* EXERCISE DETAILS
Which lines below hold the word "text"? Report each one.

* STORED DATA
= = = = = = =
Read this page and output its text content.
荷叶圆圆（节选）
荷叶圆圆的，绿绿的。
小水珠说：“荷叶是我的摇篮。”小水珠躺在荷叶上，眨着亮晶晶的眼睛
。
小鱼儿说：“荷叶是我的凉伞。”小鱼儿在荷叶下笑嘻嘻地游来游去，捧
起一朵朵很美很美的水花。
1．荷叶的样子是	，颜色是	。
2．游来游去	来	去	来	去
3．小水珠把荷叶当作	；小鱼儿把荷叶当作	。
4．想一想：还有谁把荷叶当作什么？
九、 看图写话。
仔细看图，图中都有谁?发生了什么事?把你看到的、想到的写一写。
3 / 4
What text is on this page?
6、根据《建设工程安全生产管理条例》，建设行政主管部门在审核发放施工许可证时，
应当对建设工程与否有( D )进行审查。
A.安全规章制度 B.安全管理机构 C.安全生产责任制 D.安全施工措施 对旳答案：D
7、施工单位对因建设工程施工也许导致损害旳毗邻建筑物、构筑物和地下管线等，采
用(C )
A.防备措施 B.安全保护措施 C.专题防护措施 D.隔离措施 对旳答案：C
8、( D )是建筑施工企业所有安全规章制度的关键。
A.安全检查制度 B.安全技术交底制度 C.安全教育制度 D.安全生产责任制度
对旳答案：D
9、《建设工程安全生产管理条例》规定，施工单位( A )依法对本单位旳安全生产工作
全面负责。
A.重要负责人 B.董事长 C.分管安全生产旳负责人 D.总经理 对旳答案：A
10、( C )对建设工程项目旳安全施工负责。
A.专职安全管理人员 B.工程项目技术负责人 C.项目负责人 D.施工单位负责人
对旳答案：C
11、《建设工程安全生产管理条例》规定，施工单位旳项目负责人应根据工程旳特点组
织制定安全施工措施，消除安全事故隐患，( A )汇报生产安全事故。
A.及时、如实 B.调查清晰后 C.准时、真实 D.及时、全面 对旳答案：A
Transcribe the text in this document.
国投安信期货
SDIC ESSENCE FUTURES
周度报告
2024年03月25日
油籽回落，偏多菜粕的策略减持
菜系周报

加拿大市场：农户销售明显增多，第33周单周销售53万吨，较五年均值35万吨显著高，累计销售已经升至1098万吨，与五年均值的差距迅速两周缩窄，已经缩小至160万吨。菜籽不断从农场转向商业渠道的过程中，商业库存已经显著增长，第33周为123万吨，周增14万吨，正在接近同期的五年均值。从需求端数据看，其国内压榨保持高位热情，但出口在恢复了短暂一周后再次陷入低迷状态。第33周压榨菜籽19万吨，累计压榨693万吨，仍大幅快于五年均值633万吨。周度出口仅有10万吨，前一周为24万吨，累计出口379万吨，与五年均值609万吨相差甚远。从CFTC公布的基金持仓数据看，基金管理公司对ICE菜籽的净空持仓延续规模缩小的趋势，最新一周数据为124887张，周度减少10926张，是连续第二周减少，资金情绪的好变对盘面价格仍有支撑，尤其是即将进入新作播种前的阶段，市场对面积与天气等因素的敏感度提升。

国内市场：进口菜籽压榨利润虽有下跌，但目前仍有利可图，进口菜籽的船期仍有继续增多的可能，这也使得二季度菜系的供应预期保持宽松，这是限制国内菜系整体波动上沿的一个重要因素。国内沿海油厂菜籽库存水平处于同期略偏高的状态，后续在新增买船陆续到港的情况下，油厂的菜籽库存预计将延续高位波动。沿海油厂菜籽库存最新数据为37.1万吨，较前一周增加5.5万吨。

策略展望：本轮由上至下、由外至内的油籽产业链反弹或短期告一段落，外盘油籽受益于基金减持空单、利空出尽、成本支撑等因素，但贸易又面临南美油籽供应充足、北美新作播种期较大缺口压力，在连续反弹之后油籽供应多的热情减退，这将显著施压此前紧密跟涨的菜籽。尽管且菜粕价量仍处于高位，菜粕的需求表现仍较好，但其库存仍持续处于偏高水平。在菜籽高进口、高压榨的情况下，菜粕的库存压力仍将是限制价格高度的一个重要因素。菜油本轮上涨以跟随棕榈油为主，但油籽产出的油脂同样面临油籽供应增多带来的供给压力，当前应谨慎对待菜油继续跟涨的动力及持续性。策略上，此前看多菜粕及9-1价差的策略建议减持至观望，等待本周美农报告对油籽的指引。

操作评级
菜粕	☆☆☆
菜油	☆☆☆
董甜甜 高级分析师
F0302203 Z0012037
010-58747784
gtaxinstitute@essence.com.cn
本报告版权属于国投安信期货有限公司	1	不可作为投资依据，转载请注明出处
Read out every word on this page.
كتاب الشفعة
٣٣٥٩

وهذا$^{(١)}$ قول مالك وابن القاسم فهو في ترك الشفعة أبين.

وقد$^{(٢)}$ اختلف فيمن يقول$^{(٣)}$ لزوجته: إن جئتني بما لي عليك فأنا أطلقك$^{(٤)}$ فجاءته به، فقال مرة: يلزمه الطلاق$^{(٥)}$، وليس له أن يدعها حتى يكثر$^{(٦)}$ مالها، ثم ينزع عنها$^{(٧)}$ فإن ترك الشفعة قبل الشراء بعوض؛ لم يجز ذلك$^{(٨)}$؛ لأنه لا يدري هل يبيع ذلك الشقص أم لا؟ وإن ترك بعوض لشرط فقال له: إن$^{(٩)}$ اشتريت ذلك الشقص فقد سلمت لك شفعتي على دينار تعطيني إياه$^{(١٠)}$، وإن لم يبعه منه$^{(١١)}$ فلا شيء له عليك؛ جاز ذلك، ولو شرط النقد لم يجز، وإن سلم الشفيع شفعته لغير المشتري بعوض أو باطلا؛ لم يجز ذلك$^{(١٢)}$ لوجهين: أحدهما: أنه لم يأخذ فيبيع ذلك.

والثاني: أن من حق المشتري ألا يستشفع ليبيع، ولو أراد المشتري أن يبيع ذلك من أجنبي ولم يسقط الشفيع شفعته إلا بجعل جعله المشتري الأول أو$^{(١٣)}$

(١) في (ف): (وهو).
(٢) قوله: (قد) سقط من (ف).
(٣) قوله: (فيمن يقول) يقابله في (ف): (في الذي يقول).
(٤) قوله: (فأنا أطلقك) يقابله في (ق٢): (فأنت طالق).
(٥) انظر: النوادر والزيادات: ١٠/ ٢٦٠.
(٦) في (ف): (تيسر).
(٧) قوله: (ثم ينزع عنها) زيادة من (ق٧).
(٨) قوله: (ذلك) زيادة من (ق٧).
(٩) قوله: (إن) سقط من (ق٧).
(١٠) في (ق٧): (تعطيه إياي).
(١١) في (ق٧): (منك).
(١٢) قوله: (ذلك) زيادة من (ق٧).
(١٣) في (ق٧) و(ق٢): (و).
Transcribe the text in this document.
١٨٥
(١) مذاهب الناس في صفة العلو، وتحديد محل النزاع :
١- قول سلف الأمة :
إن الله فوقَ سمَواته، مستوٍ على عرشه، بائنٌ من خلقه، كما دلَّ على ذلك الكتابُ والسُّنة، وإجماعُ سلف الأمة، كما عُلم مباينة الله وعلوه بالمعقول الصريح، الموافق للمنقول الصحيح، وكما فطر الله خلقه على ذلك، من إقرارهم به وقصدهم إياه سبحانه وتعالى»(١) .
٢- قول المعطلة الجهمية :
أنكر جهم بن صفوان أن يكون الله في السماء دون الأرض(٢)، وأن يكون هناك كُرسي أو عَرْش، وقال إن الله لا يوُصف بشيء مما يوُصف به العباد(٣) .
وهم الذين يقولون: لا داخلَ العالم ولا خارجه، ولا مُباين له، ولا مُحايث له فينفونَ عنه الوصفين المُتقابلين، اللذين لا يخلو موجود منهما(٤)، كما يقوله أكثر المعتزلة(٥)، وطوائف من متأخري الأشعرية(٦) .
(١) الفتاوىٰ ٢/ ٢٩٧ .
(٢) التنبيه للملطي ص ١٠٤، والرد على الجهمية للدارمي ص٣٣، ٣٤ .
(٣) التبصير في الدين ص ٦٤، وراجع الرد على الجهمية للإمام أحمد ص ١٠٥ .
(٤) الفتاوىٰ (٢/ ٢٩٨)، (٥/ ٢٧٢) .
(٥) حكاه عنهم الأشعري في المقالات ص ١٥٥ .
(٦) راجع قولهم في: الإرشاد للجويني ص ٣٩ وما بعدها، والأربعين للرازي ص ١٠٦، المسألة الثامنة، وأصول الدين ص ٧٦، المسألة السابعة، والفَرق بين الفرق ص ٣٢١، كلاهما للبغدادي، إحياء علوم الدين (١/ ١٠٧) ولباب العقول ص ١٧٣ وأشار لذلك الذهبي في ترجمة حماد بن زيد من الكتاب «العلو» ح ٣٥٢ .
= = = = = = =
* RIGHT ANSWER
Read this page and output its text content.
What text is on this page?
Transcribe the text in this document.
Transcribe the text in this document.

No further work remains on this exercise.